-- Stated goal --
Restate the whole listing word for word. Pictures are left out.

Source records
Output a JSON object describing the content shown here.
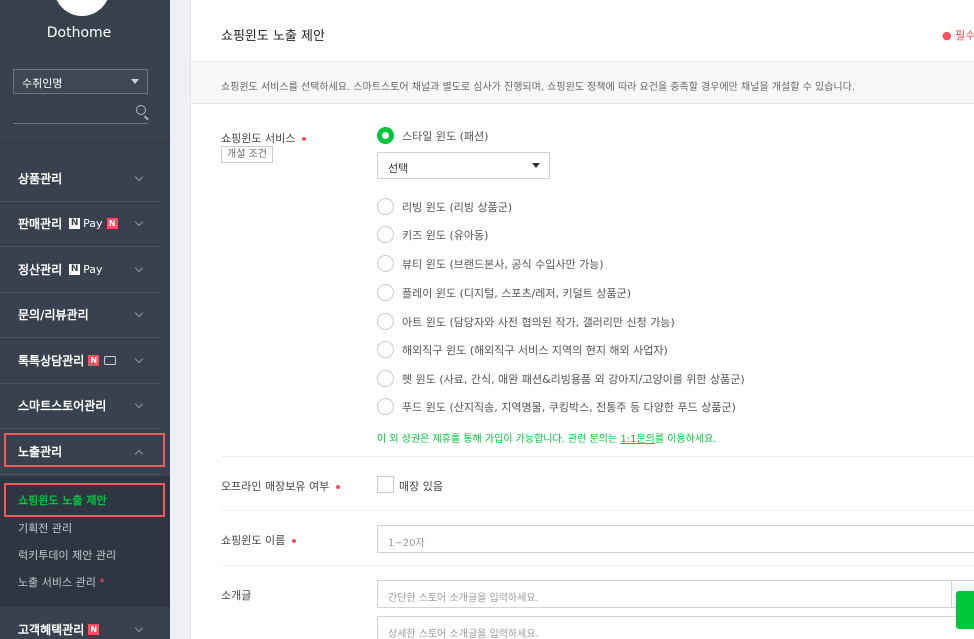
{
  "sidebar": {
    "brand": "Dothome",
    "store_select": "수취인명",
    "menu": {
      "products": "상품관리",
      "sales": "판매관리",
      "settlement": "정산관리",
      "inquiry": "문의/리뷰관리",
      "talk": "톡톡상담관리",
      "smartstore": "스마트스토어관리",
      "exposure": "노출관리",
      "customer": "고객혜택관리"
    },
    "badges": {
      "pay": "Pay",
      "n": "N"
    },
    "submenu": {
      "shopping_window": "쇼핑윈도 노출 제안",
      "special": "기획전 관리",
      "lucky_today": "럭키투데이 제안 관리",
      "exposure_service": "노출 서비스 관리",
      "required_star": "*"
    }
  },
  "header": {
    "title": "쇼핑윈도 노출 제안",
    "required_note": "● 필수항목"
  },
  "description": "쇼핑윈도 서비스를 선택하세요. 스마트스토어 채널과 별도로 심사가 진행되며, 쇼핑윈도 정책에 따라 요건을 충족할 경우에만 채널을 개설할 수 있습니다.",
  "form": {
    "service": {
      "label": "쇼핑윈도 서비스",
      "condition_button": "개설 조건",
      "selected_option": "스타일 윈도 (패션)",
      "select_value": "선택",
      "options": [
        "리빙 윈도 (리빙 상품군)",
        "키즈 윈도 (유아동)",
        "뷰티 윈도 (브랜드본사, 공식 수입사만 가능)",
        "플레이 윈도 (디지털, 스포츠/레저, 키덜트 상품군)",
        "아트 윈도 (담당자와 사전 협의된 작가, 갤러리만 신청 가능)",
        "해외직구 윈도 (해외직구 서비스 지역의 현지 해외 사업자)",
        "펫 윈도 (사료, 간식, 애완 패션&리빙용품 외 강아지/고양이를 위한 상품군)",
        "푸드 윈도 (산지직송, 지역명물, 쿠킹박스, 전통주 등 다양한 푸드 상품군)"
      ],
      "note_prefix": "이 외 상권은 제휴를 통해 가입이 가능합니다. 관련 문의는 ",
      "note_link": "1:1문의",
      "note_suffix": "를 이용하세요."
    },
    "offline": {
      "label": "오프라인 매장보유 여부",
      "checkbox_label": "매장 있음"
    },
    "name": {
      "label": "쇼핑윈도 이름",
      "placeholder": "1~20자"
    },
    "intro": {
      "label": "소개글",
      "short_placeholder": "간단한 스토어 소개글을 입력하세요.",
      "long_placeholder": "상세한 스토어 소개글을 입력하세요."
    }
  },
  "colors": {
    "accent": "#00c73c",
    "required": "#ff4b5c",
    "sidebar": "#39414e",
    "highlight": "#f05a5a"
  }
}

-- The answer --
Output a JSON object describing the content shown here.
{
  "sidebar": {
    "brand": "Dothome",
    "store_select": "수취인명",
    "menu": {
      "products": "상품관리",
      "sales": "판매관리",
      "settlement": "정산관리",
      "inquiry": "문의/리뷰관리",
      "talk": "톡톡상담관리",
      "smartstore": "스마트스토어관리",
      "exposure": "노출관리",
      "customer": "고객혜택관리"
    },
    "badges": {
      "pay": "Pay",
      "n": "N"
    },
    "submenu": {
      "shopping_window": "쇼핑윈도 노출 제안",
      "special": "기획전 관리",
      "lucky_today": "럭키투데이 제안 관리",
      "exposure_service": "노출 서비스 관리",
      "required_star": "*"
    }
  },
  "header": {
    "title": "쇼핑윈도 노출 제안",
    "required_note": "● 필수항목"
  },
  "description": "쇼핑윈도 서비스를 선택하세요. 스마트스토어 채널과 별도로 심사가 진행되며, 쇼핑윈도 정책에 따라 요건을 충족할 경우에만 채널을 개설할 수 있습니다.",
  "form": {
    "service": {
      "label": "쇼핑윈도 서비스",
      "condition_button": "개설 조건",
      "selected_option": "스타일 윈도 (패션)",
      "select_value": "선택",
      "options": [
        "리빙 윈도 (리빙 상품군)",
        "키즈 윈도 (유아동)",
        "뷰티 윈도 (브랜드본사, 공식 수입사만 가능)",
        "플레이 윈도 (디지털, 스포츠/레저, 키덜트 상품군)",
        "아트 윈도 (담당자와 사전 협의된 작가, 갤러리만 신청 가능)",
        "해외직구 윈도 (해외직구 서비스 지역의 현지 해외 사업자)",
        "펫 윈도 (사료, 간식, 애완 패션&리빙용품 외 강아지/고양이를 위한 상품군)",
        "푸드 윈도 (산지직송, 지역명물, 쿠킹박스, 전통주 등 다양한 푸드 상품군)"
      ],
      "note_prefix": "이 외 상권은 제휴를 통해 가입이 가능합니다. 관련 문의는 ",
      "note_link": "1:1문의",
      "note_suffix": "를 이용하세요."
    },
    "offline": {
      "label": "오프라인 매장보유 여부",
      "checkbox_label": "매장 있음"
    },
    "name": {
      "label": "쇼핑윈도 이름",
      "placeholder": "1~20자"
    },
    "intro": {
      "label": "소개글",
      "short_placeholder": "간단한 스토어 소개글을 입력하세요.",
      "long_placeholder": "상세한 스토어 소개글을 입력하세요."
    }
  },
  "colors": {
    "accent": "#00c73c",
    "required": "#ff4b5c",
    "sidebar": "#39414e",
    "highlight": "#f05a5a"
  }
}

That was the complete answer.